** START OF AVAILABLE DATA **

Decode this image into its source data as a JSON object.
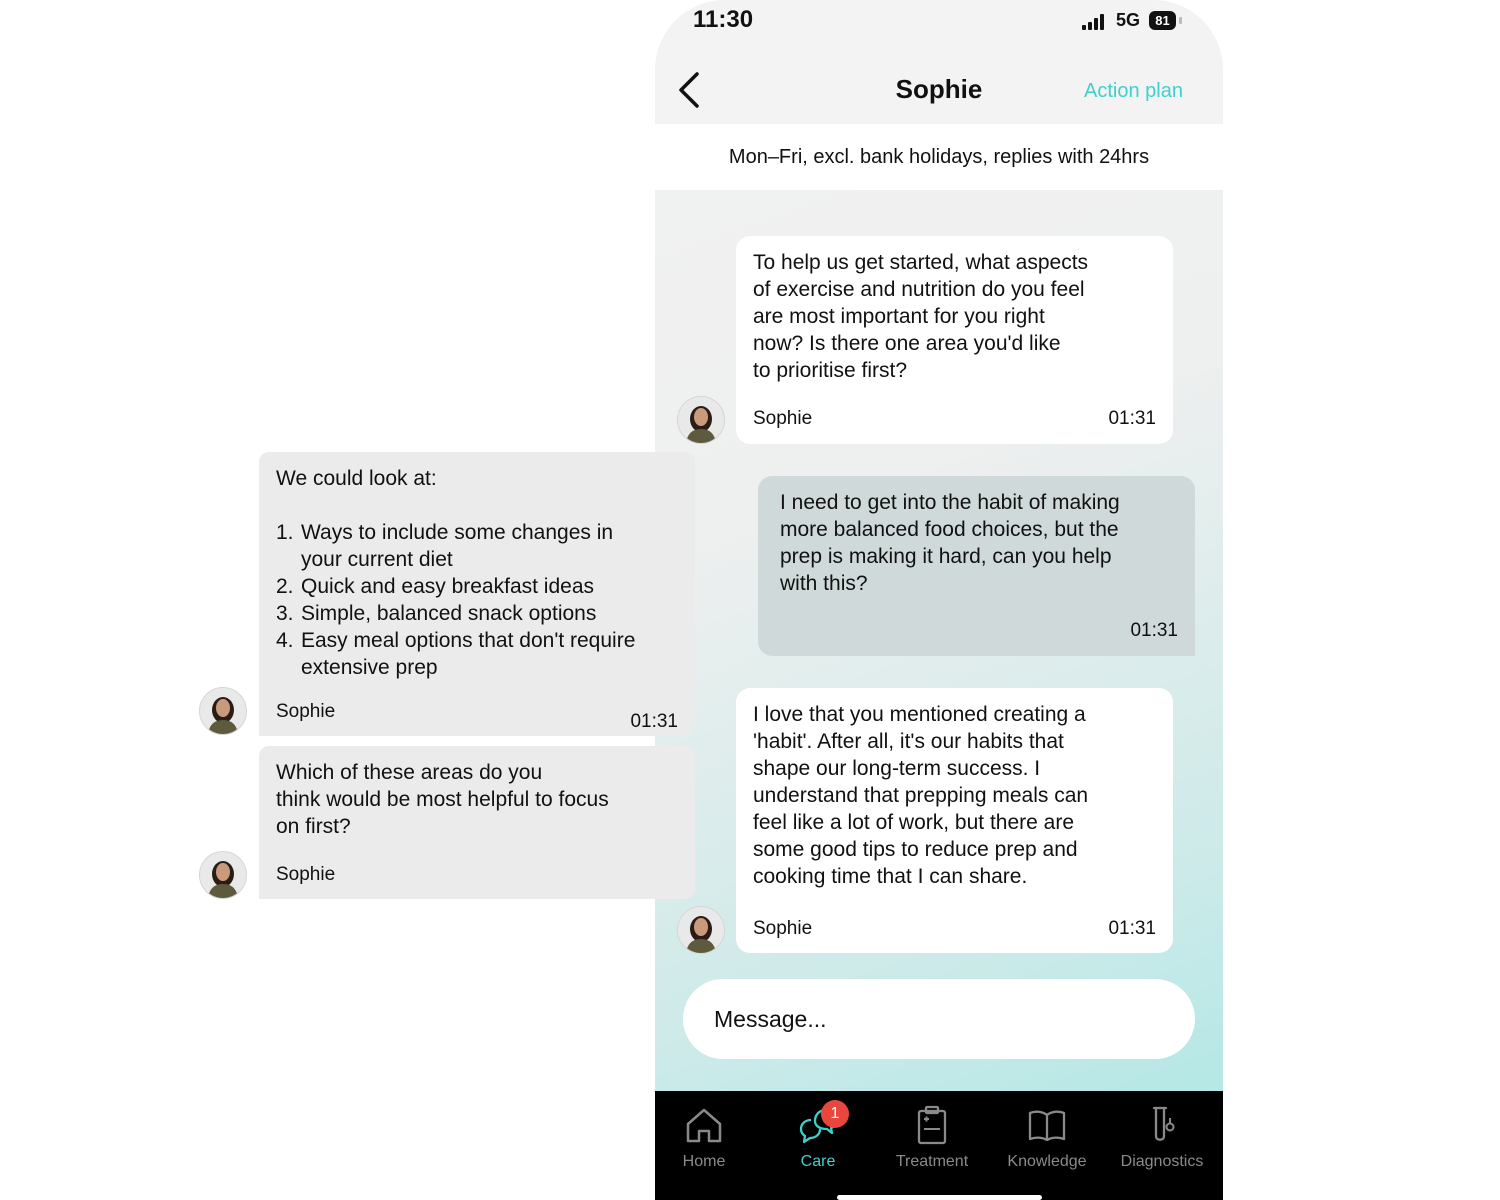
{
  "status_bar": {
    "time": "11:30",
    "network": "5G",
    "battery": "81"
  },
  "header": {
    "title": "Sophie",
    "action_label": "Action plan"
  },
  "availability": "Mon–Fri, excl. bank holidays, replies with 24hrs",
  "messages": [
    {
      "text": "To help us get started, what aspects\nof exercise and nutrition do you feel\nare most important for you right\nnow? Is there one area you'd like\nto prioritise first?",
      "sender": "Sophie",
      "time": "01:31"
    },
    {
      "text": "I need to get into the habit of making\nmore balanced food choices, but the\nprep is making it hard, can you help\nwith this?",
      "time": "01:31"
    },
    {
      "text": "I love that you mentioned creating a\n'habit'. After all, it's our habits that\nshape our long-term success. I\nunderstand that prepping meals can\nfeel like a lot of work, but there are\nsome good tips to reduce prep and\ncooking time that I can share.",
      "sender": "Sophie",
      "time": "01:31"
    }
  ],
  "floating_messages": [
    {
      "intro": "We could look at:",
      "list": [
        {
          "num": "1.",
          "text": "Ways to include some changes in\nyour current diet"
        },
        {
          "num": "2.",
          "text": "Quick and easy breakfast ideas"
        },
        {
          "num": "3.",
          "text": "Simple, balanced snack options"
        },
        {
          "num": "4.",
          "text": "Easy meal options that don't require\nextensive prep"
        }
      ],
      "sender": "Sophie",
      "time": "01:31"
    },
    {
      "text": "Which of these areas do you\nthink would be most helpful to focus\non first?",
      "sender": "Sophie"
    }
  ],
  "input": {
    "placeholder": "Message..."
  },
  "tabs": [
    {
      "label": "Home",
      "icon": "home-icon"
    },
    {
      "label": "Care",
      "icon": "chat-bubbles-icon",
      "active": true,
      "badge": "1"
    },
    {
      "label": "Treatment",
      "icon": "clipboard-icon"
    },
    {
      "label": "Knowledge",
      "icon": "book-icon"
    },
    {
      "label": "Diagnostics",
      "icon": "test-tube-icon"
    }
  ],
  "colors": {
    "accent": "#3fd0cb",
    "badge": "#e8473d",
    "user_bubble": "#cfd9d9",
    "tabbar": "#000000"
  }
}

** END OF AVAILABLE DATA **

■ **WHAT IS ASKED**:
Gather and copy every line of the data in which the string "balanced" is found.

■ **SOLUTION FOR THIS EXERCISE**:
      "text": "I need to get into the habit of making\nmore balanced food choices, but the\nprep is making it hard, can you help\nwith this?",
          "text": "Simple, balanced snack options"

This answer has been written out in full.